## Set task
Look below. Copy each line that has "displayed" in it.

Lines of data
—————

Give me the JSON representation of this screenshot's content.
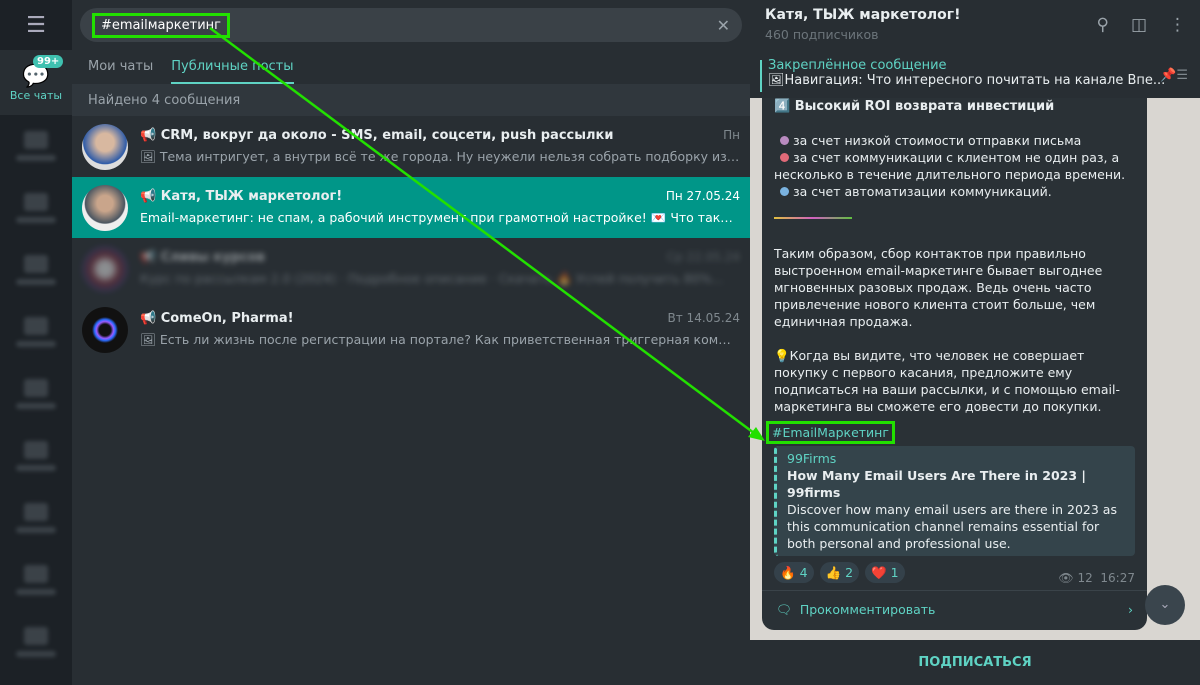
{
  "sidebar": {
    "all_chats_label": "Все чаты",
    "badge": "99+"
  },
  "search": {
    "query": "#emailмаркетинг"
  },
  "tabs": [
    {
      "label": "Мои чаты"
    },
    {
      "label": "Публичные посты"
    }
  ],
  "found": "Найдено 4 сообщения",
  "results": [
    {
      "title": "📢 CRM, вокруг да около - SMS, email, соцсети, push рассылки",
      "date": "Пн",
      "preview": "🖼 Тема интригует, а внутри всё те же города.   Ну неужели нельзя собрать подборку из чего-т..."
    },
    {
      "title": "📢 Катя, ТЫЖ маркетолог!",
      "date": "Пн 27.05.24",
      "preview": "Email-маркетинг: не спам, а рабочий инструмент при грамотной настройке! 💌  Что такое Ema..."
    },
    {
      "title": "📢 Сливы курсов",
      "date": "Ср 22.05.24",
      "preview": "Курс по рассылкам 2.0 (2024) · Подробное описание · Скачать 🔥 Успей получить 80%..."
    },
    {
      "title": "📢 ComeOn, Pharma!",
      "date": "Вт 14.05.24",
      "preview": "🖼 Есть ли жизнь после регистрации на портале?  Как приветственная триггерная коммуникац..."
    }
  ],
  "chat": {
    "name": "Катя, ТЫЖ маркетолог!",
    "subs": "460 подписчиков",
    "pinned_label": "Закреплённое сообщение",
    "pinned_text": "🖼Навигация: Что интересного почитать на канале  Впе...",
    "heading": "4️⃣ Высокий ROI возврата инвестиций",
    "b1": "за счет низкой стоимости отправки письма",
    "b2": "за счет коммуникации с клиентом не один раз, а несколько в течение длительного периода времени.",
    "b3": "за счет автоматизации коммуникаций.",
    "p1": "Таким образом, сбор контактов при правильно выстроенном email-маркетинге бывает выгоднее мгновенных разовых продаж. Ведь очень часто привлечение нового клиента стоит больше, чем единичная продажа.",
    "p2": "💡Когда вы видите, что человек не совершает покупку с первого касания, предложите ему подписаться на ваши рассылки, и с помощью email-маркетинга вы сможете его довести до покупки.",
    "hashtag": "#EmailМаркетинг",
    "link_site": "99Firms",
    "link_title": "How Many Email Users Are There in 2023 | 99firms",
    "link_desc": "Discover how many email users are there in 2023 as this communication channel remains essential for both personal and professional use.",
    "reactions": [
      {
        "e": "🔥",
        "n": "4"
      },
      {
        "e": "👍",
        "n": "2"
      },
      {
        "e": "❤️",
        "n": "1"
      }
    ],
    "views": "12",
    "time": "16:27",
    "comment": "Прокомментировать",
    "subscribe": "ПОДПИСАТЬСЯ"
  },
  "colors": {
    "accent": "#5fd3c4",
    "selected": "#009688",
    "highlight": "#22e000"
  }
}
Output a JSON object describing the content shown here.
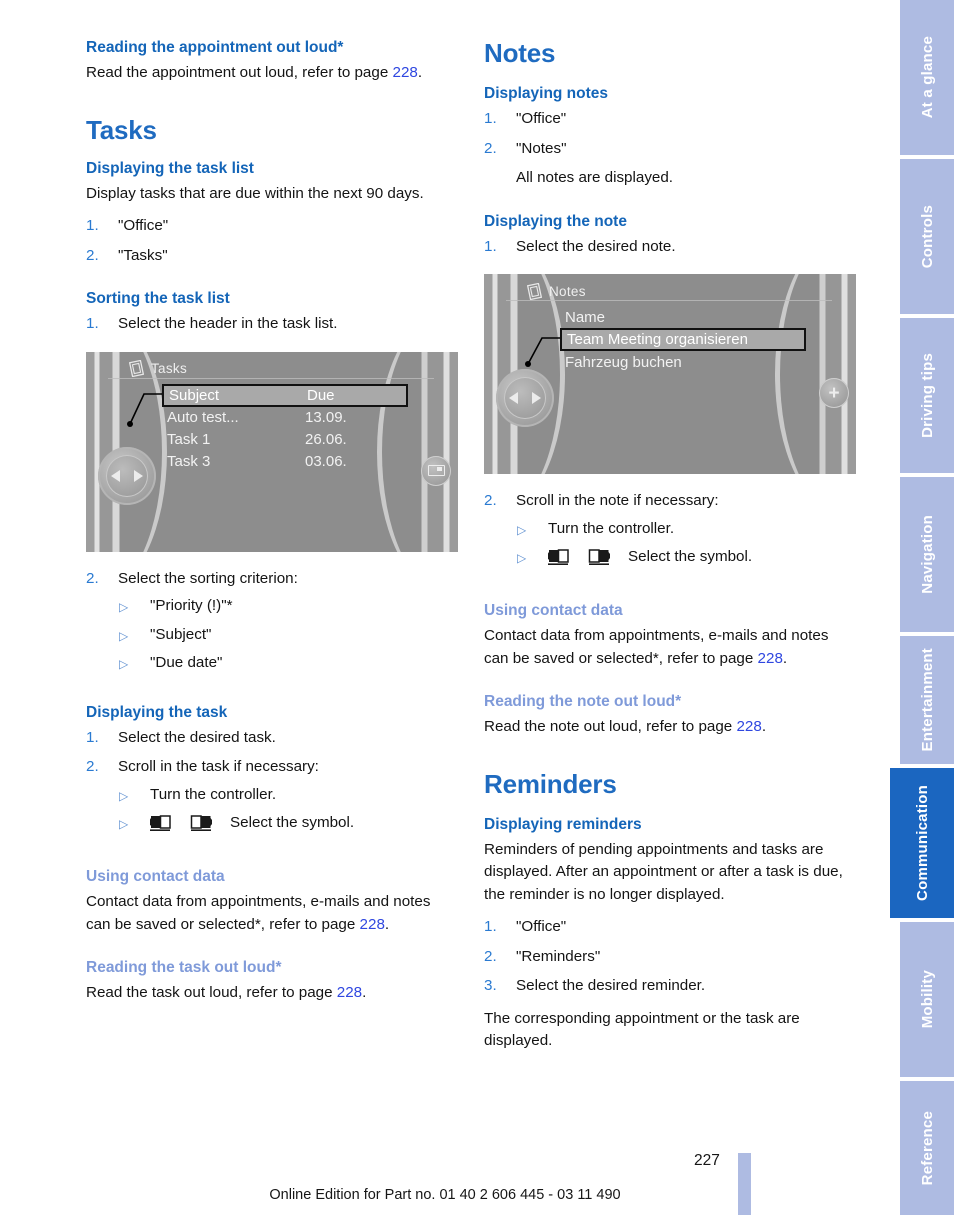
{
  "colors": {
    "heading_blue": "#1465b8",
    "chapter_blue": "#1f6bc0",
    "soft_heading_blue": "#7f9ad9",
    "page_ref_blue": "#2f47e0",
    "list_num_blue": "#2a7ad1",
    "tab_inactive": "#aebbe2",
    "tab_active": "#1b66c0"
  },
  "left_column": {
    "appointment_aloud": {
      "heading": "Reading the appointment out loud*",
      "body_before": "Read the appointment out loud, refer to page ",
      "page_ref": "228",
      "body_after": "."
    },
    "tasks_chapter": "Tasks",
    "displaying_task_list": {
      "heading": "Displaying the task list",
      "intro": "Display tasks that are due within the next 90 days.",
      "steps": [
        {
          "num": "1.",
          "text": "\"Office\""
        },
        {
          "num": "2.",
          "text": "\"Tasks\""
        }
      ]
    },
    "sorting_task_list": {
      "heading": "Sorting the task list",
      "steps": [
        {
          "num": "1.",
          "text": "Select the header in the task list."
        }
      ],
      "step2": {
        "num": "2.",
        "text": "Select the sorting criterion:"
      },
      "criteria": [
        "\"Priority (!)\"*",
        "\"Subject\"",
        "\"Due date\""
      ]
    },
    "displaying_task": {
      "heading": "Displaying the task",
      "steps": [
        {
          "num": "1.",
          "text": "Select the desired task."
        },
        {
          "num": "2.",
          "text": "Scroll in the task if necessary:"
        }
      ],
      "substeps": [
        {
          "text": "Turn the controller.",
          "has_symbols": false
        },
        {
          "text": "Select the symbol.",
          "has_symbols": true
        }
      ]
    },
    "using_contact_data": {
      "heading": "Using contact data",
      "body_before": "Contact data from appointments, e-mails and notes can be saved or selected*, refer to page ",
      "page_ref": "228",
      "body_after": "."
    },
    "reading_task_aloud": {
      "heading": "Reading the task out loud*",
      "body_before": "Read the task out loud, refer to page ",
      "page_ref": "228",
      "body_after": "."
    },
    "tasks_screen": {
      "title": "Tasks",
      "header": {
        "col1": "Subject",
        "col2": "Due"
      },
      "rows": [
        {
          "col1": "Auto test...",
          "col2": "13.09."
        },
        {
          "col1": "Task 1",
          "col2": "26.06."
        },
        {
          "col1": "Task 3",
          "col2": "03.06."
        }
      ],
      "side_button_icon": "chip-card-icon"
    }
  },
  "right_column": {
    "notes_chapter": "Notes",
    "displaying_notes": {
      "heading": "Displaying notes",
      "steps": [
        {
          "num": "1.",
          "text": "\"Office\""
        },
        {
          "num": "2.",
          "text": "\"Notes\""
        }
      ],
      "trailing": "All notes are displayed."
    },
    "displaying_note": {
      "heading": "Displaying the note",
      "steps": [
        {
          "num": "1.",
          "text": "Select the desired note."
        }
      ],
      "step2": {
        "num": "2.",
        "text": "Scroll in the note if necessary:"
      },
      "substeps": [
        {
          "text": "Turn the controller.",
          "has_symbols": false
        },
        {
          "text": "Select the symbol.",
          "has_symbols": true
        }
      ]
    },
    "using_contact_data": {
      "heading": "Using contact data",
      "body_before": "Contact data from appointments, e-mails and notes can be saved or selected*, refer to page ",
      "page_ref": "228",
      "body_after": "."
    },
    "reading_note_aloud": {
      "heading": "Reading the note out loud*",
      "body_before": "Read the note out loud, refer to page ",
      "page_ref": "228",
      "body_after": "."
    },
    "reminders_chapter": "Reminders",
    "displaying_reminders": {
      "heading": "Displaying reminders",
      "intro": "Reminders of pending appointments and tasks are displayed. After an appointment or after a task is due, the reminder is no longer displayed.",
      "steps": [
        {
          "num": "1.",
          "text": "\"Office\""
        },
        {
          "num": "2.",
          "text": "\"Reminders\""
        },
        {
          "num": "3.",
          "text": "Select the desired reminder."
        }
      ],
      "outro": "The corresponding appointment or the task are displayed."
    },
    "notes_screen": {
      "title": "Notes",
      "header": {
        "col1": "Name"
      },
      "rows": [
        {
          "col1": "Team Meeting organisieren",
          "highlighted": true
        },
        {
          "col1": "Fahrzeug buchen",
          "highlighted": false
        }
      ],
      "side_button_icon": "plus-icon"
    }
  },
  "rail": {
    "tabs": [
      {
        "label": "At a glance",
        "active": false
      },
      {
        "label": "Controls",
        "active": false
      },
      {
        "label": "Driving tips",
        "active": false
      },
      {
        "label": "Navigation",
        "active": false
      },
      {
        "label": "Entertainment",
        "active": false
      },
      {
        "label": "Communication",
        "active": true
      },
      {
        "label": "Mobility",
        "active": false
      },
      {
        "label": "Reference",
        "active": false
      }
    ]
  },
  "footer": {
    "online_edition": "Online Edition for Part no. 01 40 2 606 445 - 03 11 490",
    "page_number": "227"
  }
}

—————

## Full response
      "trailing": "All notes are displayed."
      "intro": "Reminders of pending appointments and tasks are displayed. After an appointment or after a task is due, the reminder is no longer displayed.",
      "outro": "The corresponding appointment or the task are displayed."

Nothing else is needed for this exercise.